* **Written exercise**:
All the data should be repeated exactly. Any image in it is left out.

* **Extracted records**:

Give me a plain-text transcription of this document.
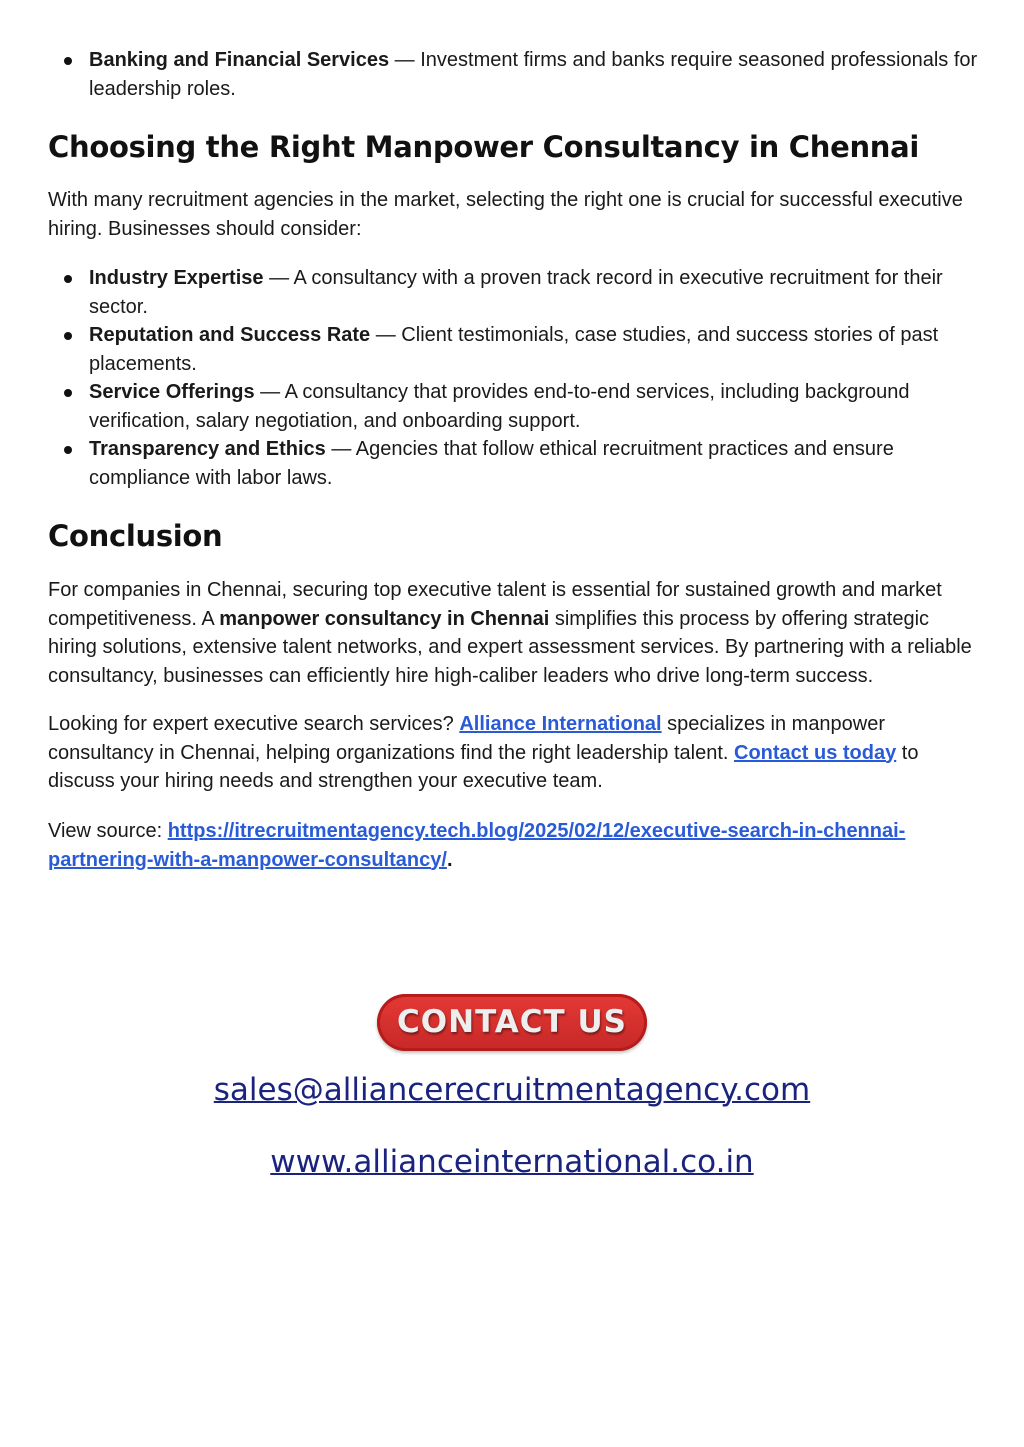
Banking and Financial Services — Investment firms and banks require seasoned professionals for leadership roles.
Choosing the Right Manpower Consultancy in Chennai

With many recruitment agencies in the market, selecting the right one is crucial for successful executive hiring. Businesses should consider:

Industry Expertise — A consultancy with a proven track record in executive recruitment for their sector.
Reputation and Success Rate — Client testimonials, case studies, and success stories of past placements.
Service Offerings — A consultancy that provides end-to-end services, including background verification, salary negotiation, and onboarding support.
Transparency and Ethics — Agencies that follow ethical recruitment practices and ensure compliance with labor laws.
Conclusion

For companies in Chennai, securing top executive talent is essential for sustained growth and market competitiveness. A manpower consultancy in Chennai simplifies this process by offering strategic hiring solutions, extensive talent networks, and expert assessment services. By partnering with a reliable consultancy, businesses can efficiently hire high-caliber leaders who drive long-term success.

Looking for expert executive search services? Alliance International specializes in manpower consultancy in Chennai, helping organizations find the right leadership talent. Contact us today to discuss your hiring needs and strengthen your executive team.

View source: https://itrecruitmentagency.tech.blog/2025/02/12/executive-search-in-chennai-partnering-with-a-manpower-consultancy/.

CONTACT US
sales@alliancerecruitmentagency.com
www.allianceinternational.co.in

* **Solution to the exercise**:
Give me a plain-text transcription of this document.
Banking and Financial Services — Investment firms and banks require seasoned professionals for leadership roles.
Choosing the Right Manpower Consultancy in Chennai

With many recruitment agencies in the market, selecting the right one is crucial for successful executive hiring. Businesses should consider:

Industry Expertise — A consultancy with a proven track record in executive recruitment for their sector.
Reputation and Success Rate — Client testimonials, case studies, and success stories of past placements.
Service Offerings — A consultancy that provides end-to-end services, including background verification, salary negotiation, and onboarding support.
Transparency and Ethics — Agencies that follow ethical recruitment practices and ensure compliance with labor laws.
Conclusion

For companies in Chennai, securing top executive talent is essential for sustained growth and market competitiveness. A manpower consultancy in Chennai simplifies this process by offering strategic hiring solutions, extensive talent networks, and expert assessment services. By partnering with a reliable consultancy, businesses can efficiently hire high-caliber leaders who drive long-term success.

Looking for expert executive search services? Alliance International specializes in manpower consultancy in Chennai, helping organizations find the right leadership talent. Contact us today to discuss your hiring needs and strengthen your executive team.

View source: https://itrecruitmentagency.tech.blog/2025/02/12/executive-search-in-chennai-partnering-with-a-manpower-consultancy/.

CONTACT US
sales@alliancerecruitmentagency.com
www.allianceinternational.co.in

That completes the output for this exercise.